#### WORK INSTRUCTIONS:
Copy all entries without alteration and skip the pictures they hold.

::::

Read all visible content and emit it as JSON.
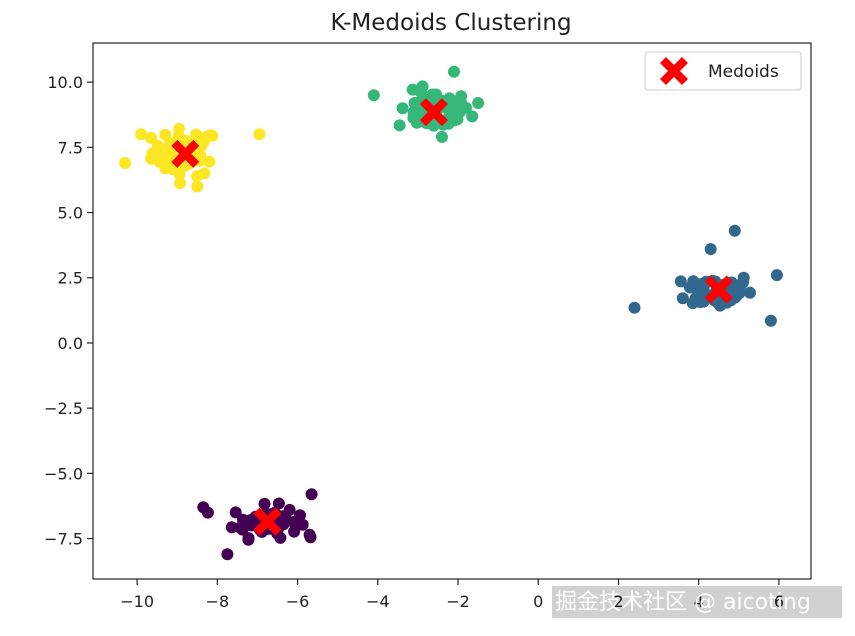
{
  "chart_data": {
    "type": "scatter",
    "title": "K-Medoids Clustering",
    "xlabel": "",
    "ylabel": "",
    "xlim": [
      -11.1,
      6.8
    ],
    "ylim": [
      -9.05,
      11.5
    ],
    "x_ticks": [
      -10,
      -8,
      -6,
      -4,
      -2,
      0,
      2,
      4,
      6
    ],
    "x_tick_labels": [
      "−10",
      "−8",
      "−6",
      "−4",
      "−2",
      "0",
      "2",
      "4",
      "6"
    ],
    "y_ticks": [
      -7.5,
      -5.0,
      -2.5,
      0.0,
      2.5,
      5.0,
      7.5,
      10.0
    ],
    "y_tick_labels": [
      "−7.5",
      "−5.0",
      "−2.5",
      "0.0",
      "2.5",
      "5.0",
      "7.5",
      "10.0"
    ],
    "grid": false,
    "legend_position": "top-right",
    "clusters": [
      {
        "color": "#fde725",
        "center": [
          -8.8,
          7.3
        ],
        "spread": [
          0.55,
          0.6
        ],
        "count": 55,
        "extra_points": [
          [
            -6.95,
            8.0
          ],
          [
            -10.3,
            6.9
          ],
          [
            -8.5,
            6.0
          ],
          [
            -9.9,
            8.0
          ]
        ]
      },
      {
        "color": "#35b779",
        "center": [
          -2.6,
          8.9
        ],
        "spread": [
          0.6,
          0.5
        ],
        "count": 55,
        "extra_points": [
          [
            -4.1,
            9.5
          ],
          [
            -1.5,
            9.2
          ],
          [
            -2.1,
            10.4
          ],
          [
            -2.4,
            7.9
          ]
        ]
      },
      {
        "color": "#31688e",
        "center": [
          4.5,
          2.0
        ],
        "spread": [
          0.55,
          0.45
        ],
        "count": 55,
        "extra_points": [
          [
            2.4,
            1.35
          ],
          [
            4.9,
            4.3
          ],
          [
            4.3,
            3.6
          ],
          [
            5.8,
            0.85
          ],
          [
            5.95,
            2.6
          ]
        ]
      },
      {
        "color": "#440154",
        "center": [
          -6.8,
          -6.85
        ],
        "spread": [
          0.55,
          0.4
        ],
        "count": 55,
        "extra_points": [
          [
            -5.65,
            -5.8
          ],
          [
            -7.75,
            -8.1
          ],
          [
            -5.7,
            -7.35
          ],
          [
            -8.35,
            -6.3
          ]
        ]
      }
    ],
    "medoids": {
      "name": "Medoids",
      "color": "#ff0000",
      "marker": "X",
      "points": [
        [
          -8.8,
          7.25
        ],
        [
          -2.6,
          8.85
        ],
        [
          4.5,
          2.05
        ],
        [
          -6.75,
          -6.85
        ]
      ]
    }
  },
  "watermark": "掘金技术社区 @ aicoting"
}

::::

#### EXERCISE RESULT:
Read all visible content and emit it as JSON.
{
  "chart_data": {
    "type": "scatter",
    "title": "K-Medoids Clustering",
    "xlabel": "",
    "ylabel": "",
    "xlim": [
      -11.1,
      6.8
    ],
    "ylim": [
      -9.05,
      11.5
    ],
    "x_ticks": [
      -10,
      -8,
      -6,
      -4,
      -2,
      0,
      2,
      4,
      6
    ],
    "x_tick_labels": [
      "−10",
      "−8",
      "−6",
      "−4",
      "−2",
      "0",
      "2",
      "4",
      "6"
    ],
    "y_ticks": [
      -7.5,
      -5.0,
      -2.5,
      0.0,
      2.5,
      5.0,
      7.5,
      10.0
    ],
    "y_tick_labels": [
      "−7.5",
      "−5.0",
      "−2.5",
      "0.0",
      "2.5",
      "5.0",
      "7.5",
      "10.0"
    ],
    "grid": false,
    "legend_position": "top-right",
    "clusters": [
      {
        "color": "#fde725",
        "center": [
          -8.8,
          7.3
        ],
        "spread": [
          0.55,
          0.6
        ],
        "count": 55,
        "extra_points": [
          [
            -6.95,
            8.0
          ],
          [
            -10.3,
            6.9
          ],
          [
            -8.5,
            6.0
          ],
          [
            -9.9,
            8.0
          ]
        ]
      },
      {
        "color": "#35b779",
        "center": [
          -2.6,
          8.9
        ],
        "spread": [
          0.6,
          0.5
        ],
        "count": 55,
        "extra_points": [
          [
            -4.1,
            9.5
          ],
          [
            -1.5,
            9.2
          ],
          [
            -2.1,
            10.4
          ],
          [
            -2.4,
            7.9
          ]
        ]
      },
      {
        "color": "#31688e",
        "center": [
          4.5,
          2.0
        ],
        "spread": [
          0.55,
          0.45
        ],
        "count": 55,
        "extra_points": [
          [
            2.4,
            1.35
          ],
          [
            4.9,
            4.3
          ],
          [
            4.3,
            3.6
          ],
          [
            5.8,
            0.85
          ],
          [
            5.95,
            2.6
          ]
        ]
      },
      {
        "color": "#440154",
        "center": [
          -6.8,
          -6.85
        ],
        "spread": [
          0.55,
          0.4
        ],
        "count": 55,
        "extra_points": [
          [
            -5.65,
            -5.8
          ],
          [
            -7.75,
            -8.1
          ],
          [
            -5.7,
            -7.35
          ],
          [
            -8.35,
            -6.3
          ]
        ]
      }
    ],
    "medoids": {
      "name": "Medoids",
      "color": "#ff0000",
      "marker": "X",
      "points": [
        [
          -8.8,
          7.25
        ],
        [
          -2.6,
          8.85
        ],
        [
          4.5,
          2.05
        ],
        [
          -6.75,
          -6.85
        ]
      ]
    }
  },
  "watermark": "掘金技术社区 @ aicoting"
}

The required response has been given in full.